Task brief:
Return each line that holds the word "summer".

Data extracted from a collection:
╭──
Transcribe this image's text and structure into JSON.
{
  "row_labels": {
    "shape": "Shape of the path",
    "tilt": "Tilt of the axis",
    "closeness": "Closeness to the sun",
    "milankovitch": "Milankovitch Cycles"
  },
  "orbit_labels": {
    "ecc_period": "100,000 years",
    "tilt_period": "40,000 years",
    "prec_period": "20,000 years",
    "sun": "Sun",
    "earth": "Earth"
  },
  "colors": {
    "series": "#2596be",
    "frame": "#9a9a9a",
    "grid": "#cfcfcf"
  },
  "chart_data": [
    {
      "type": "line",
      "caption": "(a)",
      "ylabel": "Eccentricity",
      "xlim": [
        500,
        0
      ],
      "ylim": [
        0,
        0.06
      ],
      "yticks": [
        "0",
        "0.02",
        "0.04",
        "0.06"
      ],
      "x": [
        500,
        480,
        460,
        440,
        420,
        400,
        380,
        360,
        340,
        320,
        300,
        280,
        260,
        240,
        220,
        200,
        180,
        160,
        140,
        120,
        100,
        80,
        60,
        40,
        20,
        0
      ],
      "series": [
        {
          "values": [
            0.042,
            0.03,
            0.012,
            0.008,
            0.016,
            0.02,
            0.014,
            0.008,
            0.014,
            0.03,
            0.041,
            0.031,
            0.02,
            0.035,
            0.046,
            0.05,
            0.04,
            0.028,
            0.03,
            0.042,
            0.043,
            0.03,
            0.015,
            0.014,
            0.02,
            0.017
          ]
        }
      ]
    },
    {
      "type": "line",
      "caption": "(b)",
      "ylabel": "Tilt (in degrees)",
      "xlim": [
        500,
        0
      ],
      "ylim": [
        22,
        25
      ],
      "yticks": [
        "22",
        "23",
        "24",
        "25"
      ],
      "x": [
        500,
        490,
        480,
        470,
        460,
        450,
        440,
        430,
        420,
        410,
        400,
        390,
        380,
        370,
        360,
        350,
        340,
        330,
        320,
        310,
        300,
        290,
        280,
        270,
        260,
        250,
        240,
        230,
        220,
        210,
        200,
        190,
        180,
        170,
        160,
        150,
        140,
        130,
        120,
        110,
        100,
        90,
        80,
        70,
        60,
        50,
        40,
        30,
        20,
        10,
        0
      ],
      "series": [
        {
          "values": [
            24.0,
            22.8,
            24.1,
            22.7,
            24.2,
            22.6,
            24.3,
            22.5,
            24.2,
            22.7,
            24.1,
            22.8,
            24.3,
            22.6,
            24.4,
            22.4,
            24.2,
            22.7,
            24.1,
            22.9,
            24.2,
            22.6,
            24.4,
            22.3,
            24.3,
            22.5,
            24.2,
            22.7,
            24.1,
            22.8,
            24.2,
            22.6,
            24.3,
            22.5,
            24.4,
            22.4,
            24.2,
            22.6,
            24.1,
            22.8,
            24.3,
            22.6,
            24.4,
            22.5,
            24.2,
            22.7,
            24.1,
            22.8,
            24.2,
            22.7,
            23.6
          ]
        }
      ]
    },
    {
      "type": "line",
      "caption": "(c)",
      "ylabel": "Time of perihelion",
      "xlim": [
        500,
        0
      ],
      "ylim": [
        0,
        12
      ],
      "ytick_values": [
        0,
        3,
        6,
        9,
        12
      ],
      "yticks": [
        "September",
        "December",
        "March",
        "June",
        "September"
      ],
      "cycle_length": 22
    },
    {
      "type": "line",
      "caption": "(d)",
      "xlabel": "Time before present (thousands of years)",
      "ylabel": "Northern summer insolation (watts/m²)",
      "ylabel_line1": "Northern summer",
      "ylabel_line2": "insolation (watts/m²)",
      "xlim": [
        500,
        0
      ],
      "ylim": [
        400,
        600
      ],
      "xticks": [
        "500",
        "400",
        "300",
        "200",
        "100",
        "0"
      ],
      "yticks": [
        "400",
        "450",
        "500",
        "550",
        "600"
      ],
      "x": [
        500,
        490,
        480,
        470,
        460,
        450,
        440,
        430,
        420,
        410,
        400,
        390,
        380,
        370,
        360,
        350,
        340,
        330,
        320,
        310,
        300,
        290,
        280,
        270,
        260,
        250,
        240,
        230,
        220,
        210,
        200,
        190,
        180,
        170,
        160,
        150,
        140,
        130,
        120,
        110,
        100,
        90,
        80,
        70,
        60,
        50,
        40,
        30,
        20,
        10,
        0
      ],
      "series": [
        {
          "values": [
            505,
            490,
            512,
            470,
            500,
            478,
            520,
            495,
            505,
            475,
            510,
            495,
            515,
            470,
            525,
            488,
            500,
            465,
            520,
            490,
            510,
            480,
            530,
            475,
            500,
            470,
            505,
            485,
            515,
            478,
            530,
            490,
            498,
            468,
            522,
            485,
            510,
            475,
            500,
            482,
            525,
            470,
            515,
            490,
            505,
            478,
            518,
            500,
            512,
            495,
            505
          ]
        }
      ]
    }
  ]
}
╰──
╭──
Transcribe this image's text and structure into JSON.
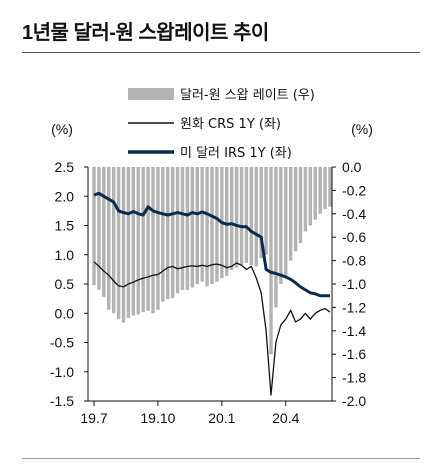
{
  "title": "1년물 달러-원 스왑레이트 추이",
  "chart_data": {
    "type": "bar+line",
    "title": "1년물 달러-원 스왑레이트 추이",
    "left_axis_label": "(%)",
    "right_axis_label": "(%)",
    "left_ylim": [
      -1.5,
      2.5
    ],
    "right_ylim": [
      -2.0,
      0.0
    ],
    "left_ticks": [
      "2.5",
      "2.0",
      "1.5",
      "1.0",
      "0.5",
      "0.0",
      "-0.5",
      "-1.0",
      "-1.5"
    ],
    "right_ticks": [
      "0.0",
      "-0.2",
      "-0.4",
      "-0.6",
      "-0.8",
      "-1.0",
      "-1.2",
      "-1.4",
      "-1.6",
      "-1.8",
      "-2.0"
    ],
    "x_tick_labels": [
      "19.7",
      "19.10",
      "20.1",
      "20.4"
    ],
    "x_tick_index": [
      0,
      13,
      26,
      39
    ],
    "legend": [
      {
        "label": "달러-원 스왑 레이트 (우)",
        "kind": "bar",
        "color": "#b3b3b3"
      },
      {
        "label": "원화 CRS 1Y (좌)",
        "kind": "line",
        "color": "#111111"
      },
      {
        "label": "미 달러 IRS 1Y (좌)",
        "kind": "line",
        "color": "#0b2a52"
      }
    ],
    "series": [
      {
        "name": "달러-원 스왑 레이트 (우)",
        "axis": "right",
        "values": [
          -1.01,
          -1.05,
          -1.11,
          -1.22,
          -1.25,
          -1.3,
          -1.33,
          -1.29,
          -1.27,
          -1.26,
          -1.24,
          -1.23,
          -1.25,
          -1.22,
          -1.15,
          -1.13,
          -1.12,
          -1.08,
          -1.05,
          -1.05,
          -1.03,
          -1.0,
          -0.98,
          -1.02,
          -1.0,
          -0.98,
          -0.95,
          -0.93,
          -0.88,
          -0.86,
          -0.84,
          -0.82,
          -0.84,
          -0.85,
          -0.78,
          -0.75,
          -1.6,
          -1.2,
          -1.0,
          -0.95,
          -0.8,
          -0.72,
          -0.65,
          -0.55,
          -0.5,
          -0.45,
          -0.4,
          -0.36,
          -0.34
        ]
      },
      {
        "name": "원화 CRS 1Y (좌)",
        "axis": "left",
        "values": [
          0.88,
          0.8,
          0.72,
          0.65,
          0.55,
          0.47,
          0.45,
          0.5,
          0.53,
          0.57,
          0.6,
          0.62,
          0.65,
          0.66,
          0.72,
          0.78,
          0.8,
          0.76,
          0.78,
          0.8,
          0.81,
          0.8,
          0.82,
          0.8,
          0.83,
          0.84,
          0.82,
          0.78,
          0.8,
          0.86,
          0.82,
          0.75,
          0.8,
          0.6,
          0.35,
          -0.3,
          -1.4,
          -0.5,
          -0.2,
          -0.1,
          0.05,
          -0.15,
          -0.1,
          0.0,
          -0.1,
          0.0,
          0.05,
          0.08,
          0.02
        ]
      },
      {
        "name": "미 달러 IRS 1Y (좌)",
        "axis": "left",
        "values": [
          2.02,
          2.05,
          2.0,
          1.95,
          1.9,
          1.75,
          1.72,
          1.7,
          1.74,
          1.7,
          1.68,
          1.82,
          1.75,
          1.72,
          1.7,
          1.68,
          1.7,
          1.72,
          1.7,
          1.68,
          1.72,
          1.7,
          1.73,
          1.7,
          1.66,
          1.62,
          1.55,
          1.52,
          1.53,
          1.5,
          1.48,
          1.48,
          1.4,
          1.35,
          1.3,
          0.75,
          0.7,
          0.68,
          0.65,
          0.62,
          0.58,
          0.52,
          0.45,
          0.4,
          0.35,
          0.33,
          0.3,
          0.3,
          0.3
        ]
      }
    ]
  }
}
╰──
╭──
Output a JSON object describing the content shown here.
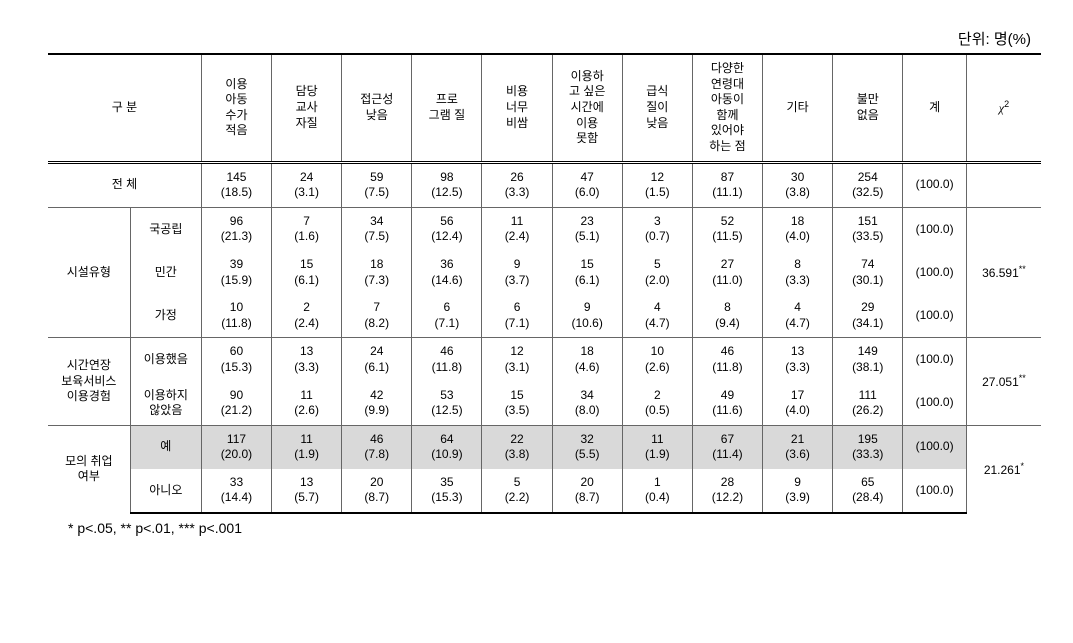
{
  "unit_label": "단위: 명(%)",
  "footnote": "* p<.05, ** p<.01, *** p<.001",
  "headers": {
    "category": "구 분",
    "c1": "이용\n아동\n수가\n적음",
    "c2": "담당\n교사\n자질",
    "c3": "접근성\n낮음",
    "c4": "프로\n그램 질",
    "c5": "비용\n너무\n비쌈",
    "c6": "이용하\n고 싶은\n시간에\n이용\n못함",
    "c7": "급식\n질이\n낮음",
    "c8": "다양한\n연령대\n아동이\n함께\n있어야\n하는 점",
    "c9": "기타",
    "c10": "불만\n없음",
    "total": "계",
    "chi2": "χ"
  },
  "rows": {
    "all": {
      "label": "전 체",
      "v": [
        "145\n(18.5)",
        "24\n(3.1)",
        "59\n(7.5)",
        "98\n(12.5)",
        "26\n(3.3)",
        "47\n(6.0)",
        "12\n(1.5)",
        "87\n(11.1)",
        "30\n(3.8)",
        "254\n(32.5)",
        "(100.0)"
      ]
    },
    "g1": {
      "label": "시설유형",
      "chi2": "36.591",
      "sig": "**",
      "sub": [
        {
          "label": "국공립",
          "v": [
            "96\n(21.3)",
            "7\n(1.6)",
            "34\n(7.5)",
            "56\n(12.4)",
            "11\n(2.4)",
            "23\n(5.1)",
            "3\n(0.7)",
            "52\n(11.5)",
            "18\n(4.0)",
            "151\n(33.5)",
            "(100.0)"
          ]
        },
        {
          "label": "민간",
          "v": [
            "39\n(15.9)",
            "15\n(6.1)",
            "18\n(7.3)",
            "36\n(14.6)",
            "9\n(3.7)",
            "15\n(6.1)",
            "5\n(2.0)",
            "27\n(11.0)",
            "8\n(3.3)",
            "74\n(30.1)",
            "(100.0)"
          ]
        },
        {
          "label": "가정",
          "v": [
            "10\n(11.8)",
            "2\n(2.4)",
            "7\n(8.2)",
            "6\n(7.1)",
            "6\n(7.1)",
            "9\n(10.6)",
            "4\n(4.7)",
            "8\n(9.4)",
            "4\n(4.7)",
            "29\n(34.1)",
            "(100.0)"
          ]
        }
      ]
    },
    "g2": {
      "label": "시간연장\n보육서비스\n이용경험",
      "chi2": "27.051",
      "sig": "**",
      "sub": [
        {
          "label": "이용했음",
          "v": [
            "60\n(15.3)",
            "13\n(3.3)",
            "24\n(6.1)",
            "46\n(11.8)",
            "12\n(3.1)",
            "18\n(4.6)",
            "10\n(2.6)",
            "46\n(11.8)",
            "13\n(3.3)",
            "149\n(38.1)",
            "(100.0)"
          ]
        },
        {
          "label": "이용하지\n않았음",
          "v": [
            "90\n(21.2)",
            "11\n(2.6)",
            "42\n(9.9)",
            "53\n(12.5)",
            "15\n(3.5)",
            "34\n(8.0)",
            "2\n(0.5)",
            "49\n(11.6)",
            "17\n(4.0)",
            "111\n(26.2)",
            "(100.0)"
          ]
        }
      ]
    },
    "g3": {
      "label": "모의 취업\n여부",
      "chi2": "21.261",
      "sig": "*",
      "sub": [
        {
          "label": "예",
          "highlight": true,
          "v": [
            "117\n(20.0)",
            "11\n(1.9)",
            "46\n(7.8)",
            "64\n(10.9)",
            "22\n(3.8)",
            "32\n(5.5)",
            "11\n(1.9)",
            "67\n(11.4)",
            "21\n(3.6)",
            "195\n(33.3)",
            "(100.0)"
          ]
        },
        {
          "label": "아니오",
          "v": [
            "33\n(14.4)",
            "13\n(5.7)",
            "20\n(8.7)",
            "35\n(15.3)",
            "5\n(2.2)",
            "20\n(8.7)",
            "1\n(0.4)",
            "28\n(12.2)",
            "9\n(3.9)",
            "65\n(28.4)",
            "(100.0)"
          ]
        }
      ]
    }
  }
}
╰──
The answer:
      "ylabel": "Northern summer insolation (watts/m²)",
      "ylabel_line1": "Northern summer",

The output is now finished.